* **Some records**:
....................
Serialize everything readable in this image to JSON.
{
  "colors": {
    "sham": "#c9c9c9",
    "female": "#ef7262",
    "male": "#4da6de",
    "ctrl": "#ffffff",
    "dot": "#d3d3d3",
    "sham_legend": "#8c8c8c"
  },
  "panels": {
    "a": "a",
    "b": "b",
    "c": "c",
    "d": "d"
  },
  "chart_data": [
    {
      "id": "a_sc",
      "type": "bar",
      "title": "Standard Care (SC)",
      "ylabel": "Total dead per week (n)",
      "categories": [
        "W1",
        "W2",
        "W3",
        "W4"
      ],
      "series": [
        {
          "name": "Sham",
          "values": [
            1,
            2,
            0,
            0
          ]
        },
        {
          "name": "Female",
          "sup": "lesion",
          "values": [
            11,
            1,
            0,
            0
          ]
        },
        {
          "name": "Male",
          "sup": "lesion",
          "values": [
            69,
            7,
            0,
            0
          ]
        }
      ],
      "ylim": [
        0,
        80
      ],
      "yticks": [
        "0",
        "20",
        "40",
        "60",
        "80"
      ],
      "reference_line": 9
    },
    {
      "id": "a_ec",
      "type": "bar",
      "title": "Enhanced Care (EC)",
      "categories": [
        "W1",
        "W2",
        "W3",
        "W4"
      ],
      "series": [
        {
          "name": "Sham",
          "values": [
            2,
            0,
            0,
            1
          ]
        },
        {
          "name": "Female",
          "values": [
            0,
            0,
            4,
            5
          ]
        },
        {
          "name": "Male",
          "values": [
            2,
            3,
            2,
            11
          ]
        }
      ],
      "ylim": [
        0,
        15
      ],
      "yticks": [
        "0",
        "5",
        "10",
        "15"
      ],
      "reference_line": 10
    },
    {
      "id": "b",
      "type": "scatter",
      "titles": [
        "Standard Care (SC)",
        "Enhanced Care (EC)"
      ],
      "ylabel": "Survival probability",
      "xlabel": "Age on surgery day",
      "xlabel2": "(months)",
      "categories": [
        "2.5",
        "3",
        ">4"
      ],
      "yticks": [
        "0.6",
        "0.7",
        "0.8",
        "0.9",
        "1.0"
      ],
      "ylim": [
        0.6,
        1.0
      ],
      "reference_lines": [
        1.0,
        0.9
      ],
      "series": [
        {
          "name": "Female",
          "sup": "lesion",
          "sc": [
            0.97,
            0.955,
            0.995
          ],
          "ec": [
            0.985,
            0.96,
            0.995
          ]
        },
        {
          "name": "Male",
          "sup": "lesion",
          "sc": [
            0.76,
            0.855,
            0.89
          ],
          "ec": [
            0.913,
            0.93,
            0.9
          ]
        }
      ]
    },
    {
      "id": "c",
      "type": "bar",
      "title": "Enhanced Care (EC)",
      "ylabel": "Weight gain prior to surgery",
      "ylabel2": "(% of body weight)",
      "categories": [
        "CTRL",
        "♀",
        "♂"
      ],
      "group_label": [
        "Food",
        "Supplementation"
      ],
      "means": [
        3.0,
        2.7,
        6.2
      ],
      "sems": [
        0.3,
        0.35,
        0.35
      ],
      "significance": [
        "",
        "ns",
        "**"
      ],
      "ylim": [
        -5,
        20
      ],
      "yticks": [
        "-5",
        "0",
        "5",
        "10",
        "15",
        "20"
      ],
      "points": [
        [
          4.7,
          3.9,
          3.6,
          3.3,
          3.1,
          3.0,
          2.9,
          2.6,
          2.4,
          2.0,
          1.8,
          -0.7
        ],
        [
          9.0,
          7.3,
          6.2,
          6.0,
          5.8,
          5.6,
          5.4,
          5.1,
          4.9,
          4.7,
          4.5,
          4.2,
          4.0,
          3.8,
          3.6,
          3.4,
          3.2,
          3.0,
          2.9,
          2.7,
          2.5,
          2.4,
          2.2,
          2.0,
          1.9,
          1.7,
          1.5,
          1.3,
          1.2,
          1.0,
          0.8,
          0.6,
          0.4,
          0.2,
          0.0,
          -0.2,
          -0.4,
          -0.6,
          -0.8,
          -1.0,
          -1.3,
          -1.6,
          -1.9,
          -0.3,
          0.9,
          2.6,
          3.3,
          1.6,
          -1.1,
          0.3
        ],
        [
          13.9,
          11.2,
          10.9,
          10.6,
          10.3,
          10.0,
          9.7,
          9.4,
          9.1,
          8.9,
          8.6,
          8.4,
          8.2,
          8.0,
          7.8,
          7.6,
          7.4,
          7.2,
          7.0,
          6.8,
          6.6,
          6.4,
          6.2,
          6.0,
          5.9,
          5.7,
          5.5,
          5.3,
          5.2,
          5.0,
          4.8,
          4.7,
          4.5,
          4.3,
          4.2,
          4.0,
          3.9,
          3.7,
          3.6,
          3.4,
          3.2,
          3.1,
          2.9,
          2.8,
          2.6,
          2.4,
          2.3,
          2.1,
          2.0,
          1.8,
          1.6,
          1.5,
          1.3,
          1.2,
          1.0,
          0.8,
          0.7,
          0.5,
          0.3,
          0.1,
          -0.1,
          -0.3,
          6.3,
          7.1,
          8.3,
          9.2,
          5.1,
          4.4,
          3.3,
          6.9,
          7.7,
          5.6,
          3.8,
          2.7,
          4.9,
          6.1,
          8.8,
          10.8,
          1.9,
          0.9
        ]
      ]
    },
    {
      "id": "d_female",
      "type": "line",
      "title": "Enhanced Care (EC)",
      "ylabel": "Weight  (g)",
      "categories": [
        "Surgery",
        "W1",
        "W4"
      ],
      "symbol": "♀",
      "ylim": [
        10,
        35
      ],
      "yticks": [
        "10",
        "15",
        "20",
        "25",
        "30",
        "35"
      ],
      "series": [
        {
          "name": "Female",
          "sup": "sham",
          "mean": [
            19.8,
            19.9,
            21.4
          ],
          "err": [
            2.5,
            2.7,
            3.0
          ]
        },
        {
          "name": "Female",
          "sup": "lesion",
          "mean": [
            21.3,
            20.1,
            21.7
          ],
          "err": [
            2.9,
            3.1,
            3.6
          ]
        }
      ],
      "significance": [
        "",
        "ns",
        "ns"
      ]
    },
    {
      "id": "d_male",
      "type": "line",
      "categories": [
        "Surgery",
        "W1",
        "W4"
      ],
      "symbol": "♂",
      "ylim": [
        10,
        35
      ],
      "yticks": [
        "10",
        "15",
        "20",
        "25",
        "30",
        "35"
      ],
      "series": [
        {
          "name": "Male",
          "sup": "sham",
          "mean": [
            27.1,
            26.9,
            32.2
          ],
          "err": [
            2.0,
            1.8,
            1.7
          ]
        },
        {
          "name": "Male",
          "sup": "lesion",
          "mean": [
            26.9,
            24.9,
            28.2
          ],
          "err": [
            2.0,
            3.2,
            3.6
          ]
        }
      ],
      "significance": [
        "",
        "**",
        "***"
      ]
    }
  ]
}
....................
Return all of the data exactly as it reads.

* **Answer**:
Serialize everything readable in this image to JSON.
{
  "colors": {
    "sham": "#c9c9c9",
    "female": "#ef7262",
    "male": "#4da6de",
    "ctrl": "#ffffff",
    "dot": "#d3d3d3",
    "sham_legend": "#8c8c8c"
  },
  "panels": {
    "a": "a",
    "b": "b",
    "c": "c",
    "d": "d"
  },
  "chart_data": [
    {
      "id": "a_sc",
      "type": "bar",
      "title": "Standard Care (SC)",
      "ylabel": "Total dead per week (n)",
      "categories": [
        "W1",
        "W2",
        "W3",
        "W4"
      ],
      "series": [
        {
          "name": "Sham",
          "values": [
            1,
            2,
            0,
            0
          ]
        },
        {
          "name": "Female",
          "sup": "lesion",
          "values": [
            11,
            1,
            0,
            0
          ]
        },
        {
          "name": "Male",
          "sup": "lesion",
          "values": [
            69,
            7,
            0,
            0
          ]
        }
      ],
      "ylim": [
        0,
        80
      ],
      "yticks": [
        "0",
        "20",
        "40",
        "60",
        "80"
      ],
      "reference_line": 9
    },
    {
      "id": "a_ec",
      "type": "bar",
      "title": "Enhanced Care (EC)",
      "categories": [
        "W1",
        "W2",
        "W3",
        "W4"
      ],
      "series": [
        {
          "name": "Sham",
          "values": [
            2,
            0,
            0,
            1
          ]
        },
        {
          "name": "Female",
          "values": [
            0,
            0,
            4,
            5
          ]
        },
        {
          "name": "Male",
          "values": [
            2,
            3,
            2,
            11
          ]
        }
      ],
      "ylim": [
        0,
        15
      ],
      "yticks": [
        "0",
        "5",
        "10",
        "15"
      ],
      "reference_line": 10
    },
    {
      "id": "b",
      "type": "scatter",
      "titles": [
        "Standard Care (SC)",
        "Enhanced Care (EC)"
      ],
      "ylabel": "Survival probability",
      "xlabel": "Age on surgery day",
      "xlabel2": "(months)",
      "categories": [
        "2.5",
        "3",
        ">4"
      ],
      "yticks": [
        "0.6",
        "0.7",
        "0.8",
        "0.9",
        "1.0"
      ],
      "ylim": [
        0.6,
        1.0
      ],
      "reference_lines": [
        1.0,
        0.9
      ],
      "series": [
        {
          "name": "Female",
          "sup": "lesion",
          "sc": [
            0.97,
            0.955,
            0.995
          ],
          "ec": [
            0.985,
            0.96,
            0.995
          ]
        },
        {
          "name": "Male",
          "sup": "lesion",
          "sc": [
            0.76,
            0.855,
            0.89
          ],
          "ec": [
            0.913,
            0.93,
            0.9
          ]
        }
      ]
    },
    {
      "id": "c",
      "type": "bar",
      "title": "Enhanced Care (EC)",
      "ylabel": "Weight gain prior to surgery",
      "ylabel2": "(% of body weight)",
      "categories": [
        "CTRL",
        "♀",
        "♂"
      ],
      "group_label": [
        "Food",
        "Supplementation"
      ],
      "means": [
        3.0,
        2.7,
        6.2
      ],
      "sems": [
        0.3,
        0.35,
        0.35
      ],
      "significance": [
        "",
        "ns",
        "**"
      ],
      "ylim": [
        -5,
        20
      ],
      "yticks": [
        "-5",
        "0",
        "5",
        "10",
        "15",
        "20"
      ],
      "points": [
        [
          4.7,
          3.9,
          3.6,
          3.3,
          3.1,
          3.0,
          2.9,
          2.6,
          2.4,
          2.0,
          1.8,
          -0.7
        ],
        [
          9.0,
          7.3,
          6.2,
          6.0,
          5.8,
          5.6,
          5.4,
          5.1,
          4.9,
          4.7,
          4.5,
          4.2,
          4.0,
          3.8,
          3.6,
          3.4,
          3.2,
          3.0,
          2.9,
          2.7,
          2.5,
          2.4,
          2.2,
          2.0,
          1.9,
          1.7,
          1.5,
          1.3,
          1.2,
          1.0,
          0.8,
          0.6,
          0.4,
          0.2,
          0.0,
          -0.2,
          -0.4,
          -0.6,
          -0.8,
          -1.0,
          -1.3,
          -1.6,
          -1.9,
          -0.3,
          0.9,
          2.6,
          3.3,
          1.6,
          -1.1,
          0.3
        ],
        [
          13.9,
          11.2,
          10.9,
          10.6,
          10.3,
          10.0,
          9.7,
          9.4,
          9.1,
          8.9,
          8.6,
          8.4,
          8.2,
          8.0,
          7.8,
          7.6,
          7.4,
          7.2,
          7.0,
          6.8,
          6.6,
          6.4,
          6.2,
          6.0,
          5.9,
          5.7,
          5.5,
          5.3,
          5.2,
          5.0,
          4.8,
          4.7,
          4.5,
          4.3,
          4.2,
          4.0,
          3.9,
          3.7,
          3.6,
          3.4,
          3.2,
          3.1,
          2.9,
          2.8,
          2.6,
          2.4,
          2.3,
          2.1,
          2.0,
          1.8,
          1.6,
          1.5,
          1.3,
          1.2,
          1.0,
          0.8,
          0.7,
          0.5,
          0.3,
          0.1,
          -0.1,
          -0.3,
          6.3,
          7.1,
          8.3,
          9.2,
          5.1,
          4.4,
          3.3,
          6.9,
          7.7,
          5.6,
          3.8,
          2.7,
          4.9,
          6.1,
          8.8,
          10.8,
          1.9,
          0.9
        ]
      ]
    },
    {
      "id": "d_female",
      "type": "line",
      "title": "Enhanced Care (EC)",
      "ylabel": "Weight  (g)",
      "categories": [
        "Surgery",
        "W1",
        "W4"
      ],
      "symbol": "♀",
      "ylim": [
        10,
        35
      ],
      "yticks": [
        "10",
        "15",
        "20",
        "25",
        "30",
        "35"
      ],
      "series": [
        {
          "name": "Female",
          "sup": "sham",
          "mean": [
            19.8,
            19.9,
            21.4
          ],
          "err": [
            2.5,
            2.7,
            3.0
          ]
        },
        {
          "name": "Female",
          "sup": "lesion",
          "mean": [
            21.3,
            20.1,
            21.7
          ],
          "err": [
            2.9,
            3.1,
            3.6
          ]
        }
      ],
      "significance": [
        "",
        "ns",
        "ns"
      ]
    },
    {
      "id": "d_male",
      "type": "line",
      "categories": [
        "Surgery",
        "W1",
        "W4"
      ],
      "symbol": "♂",
      "ylim": [
        10,
        35
      ],
      "yticks": [
        "10",
        "15",
        "20",
        "25",
        "30",
        "35"
      ],
      "series": [
        {
          "name": "Male",
          "sup": "sham",
          "mean": [
            27.1,
            26.9,
            32.2
          ],
          "err": [
            2.0,
            1.8,
            1.7
          ]
        },
        {
          "name": "Male",
          "sup": "lesion",
          "mean": [
            26.9,
            24.9,
            28.2
          ],
          "err": [
            2.0,
            3.2,
            3.6
          ]
        }
      ],
      "significance": [
        "",
        "**",
        "***"
      ]
    }
  ]
}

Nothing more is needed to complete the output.